Extract the full listing verbatim and drop any pictures from your copy.

Records that describe figures:
[start]

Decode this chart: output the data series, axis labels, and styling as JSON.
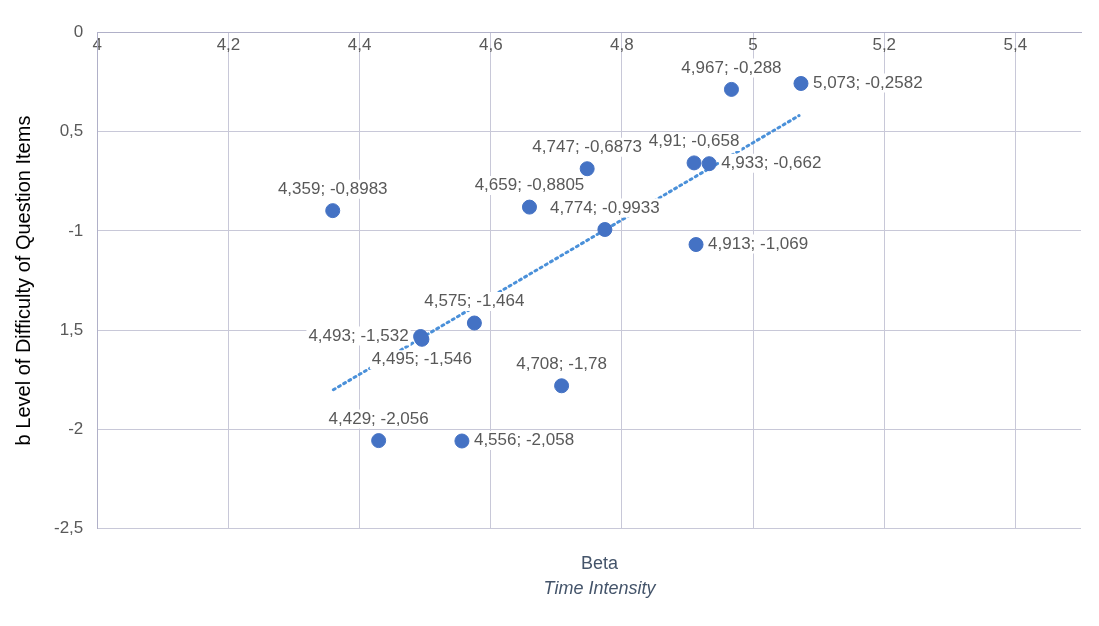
{
  "chart_data": {
    "type": "scatter",
    "xlabel": "Beta",
    "ylabel": "b Level of Difficulty of Question Items",
    "annotations": [
      "Time Intensity"
    ],
    "xlim": [
      4,
      5.5
    ],
    "xticks": [
      {
        "value": 4,
        "label": "4"
      },
      {
        "value": 4.2,
        "label": "4,2"
      },
      {
        "value": 4.4,
        "label": "4,4"
      },
      {
        "value": 4.6,
        "label": "4,6"
      },
      {
        "value": 4.8,
        "label": "4,8"
      },
      {
        "value": 5,
        "label": "5"
      },
      {
        "value": 5.2,
        "label": "5,2"
      },
      {
        "value": 5.4,
        "label": "5,4"
      }
    ],
    "ylim": [
      -2.5,
      0
    ],
    "yticks": [
      0,
      {
        "value": -0.5,
        "label": "0,5"
      },
      -1,
      {
        "value": -1.5,
        "label": "1,5"
      },
      -2,
      {
        "value": -2.5,
        "label": "-2,5"
      }
    ],
    "grid": true,
    "legend": false,
    "marker": "circle",
    "series": [
      {
        "color": "#4472c4",
        "x": [
          4.359,
          4.659,
          4.747,
          4.774,
          4.913,
          4.91,
          4.933,
          4.967,
          5.073,
          4.493,
          4.495,
          4.575,
          4.708,
          4.429,
          4.556
        ],
        "values": [
          -0.8983,
          -0.8805,
          -0.6873,
          -0.9933,
          -1.069,
          -0.658,
          -0.662,
          -0.288,
          -0.2582,
          -1.532,
          -1.546,
          -1.464,
          -1.78,
          -2.056,
          -2.058
        ],
        "value_labels": [
          "4,359; -0,8983",
          "4,659; -0,8805",
          "4,747; -0,6873",
          "4,774; -0,9933",
          "4,913; -1,069",
          "4,91; -0,658",
          "4,933; -0,662",
          "4,967; -0,288",
          "5,073; -0,2582",
          "4,493; -1,532",
          "4,495; -1,546",
          "4,575; -1,464",
          "4,708; -1,78",
          "4,429; -2,056",
          "4,556; -2,058"
        ]
      },
      {
        "type": "line",
        "color": "#4a90d9",
        "line_style": "dotted",
        "marker": "none",
        "x": [
          4.36,
          5.07
        ],
        "values": [
          -1.8,
          -0.42
        ]
      }
    ]
  }
}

[end]

Exercise result:
Decode this chart: output the data series, axis labels, and styling as JSON.
{
  "chart_data": {
    "type": "scatter",
    "xlabel": "Beta",
    "ylabel": "b Level of Difficulty of Question Items",
    "annotations": [
      "Time Intensity"
    ],
    "xlim": [
      4,
      5.5
    ],
    "xticks": [
      {
        "value": 4,
        "label": "4"
      },
      {
        "value": 4.2,
        "label": "4,2"
      },
      {
        "value": 4.4,
        "label": "4,4"
      },
      {
        "value": 4.6,
        "label": "4,6"
      },
      {
        "value": 4.8,
        "label": "4,8"
      },
      {
        "value": 5,
        "label": "5"
      },
      {
        "value": 5.2,
        "label": "5,2"
      },
      {
        "value": 5.4,
        "label": "5,4"
      }
    ],
    "ylim": [
      -2.5,
      0
    ],
    "yticks": [
      0,
      {
        "value": -0.5,
        "label": "0,5"
      },
      -1,
      {
        "value": -1.5,
        "label": "1,5"
      },
      -2,
      {
        "value": -2.5,
        "label": "-2,5"
      }
    ],
    "grid": true,
    "legend": false,
    "marker": "circle",
    "series": [
      {
        "color": "#4472c4",
        "x": [
          4.359,
          4.659,
          4.747,
          4.774,
          4.913,
          4.91,
          4.933,
          4.967,
          5.073,
          4.493,
          4.495,
          4.575,
          4.708,
          4.429,
          4.556
        ],
        "values": [
          -0.8983,
          -0.8805,
          -0.6873,
          -0.9933,
          -1.069,
          -0.658,
          -0.662,
          -0.288,
          -0.2582,
          -1.532,
          -1.546,
          -1.464,
          -1.78,
          -2.056,
          -2.058
        ],
        "value_labels": [
          "4,359; -0,8983",
          "4,659; -0,8805",
          "4,747; -0,6873",
          "4,774; -0,9933",
          "4,913; -1,069",
          "4,91; -0,658",
          "4,933; -0,662",
          "4,967; -0,288",
          "5,073; -0,2582",
          "4,493; -1,532",
          "4,495; -1,546",
          "4,575; -1,464",
          "4,708; -1,78",
          "4,429; -2,056",
          "4,556; -2,058"
        ]
      },
      {
        "type": "line",
        "color": "#4a90d9",
        "line_style": "dotted",
        "marker": "none",
        "x": [
          4.36,
          5.07
        ],
        "values": [
          -1.8,
          -0.42
        ]
      }
    ]
  }
}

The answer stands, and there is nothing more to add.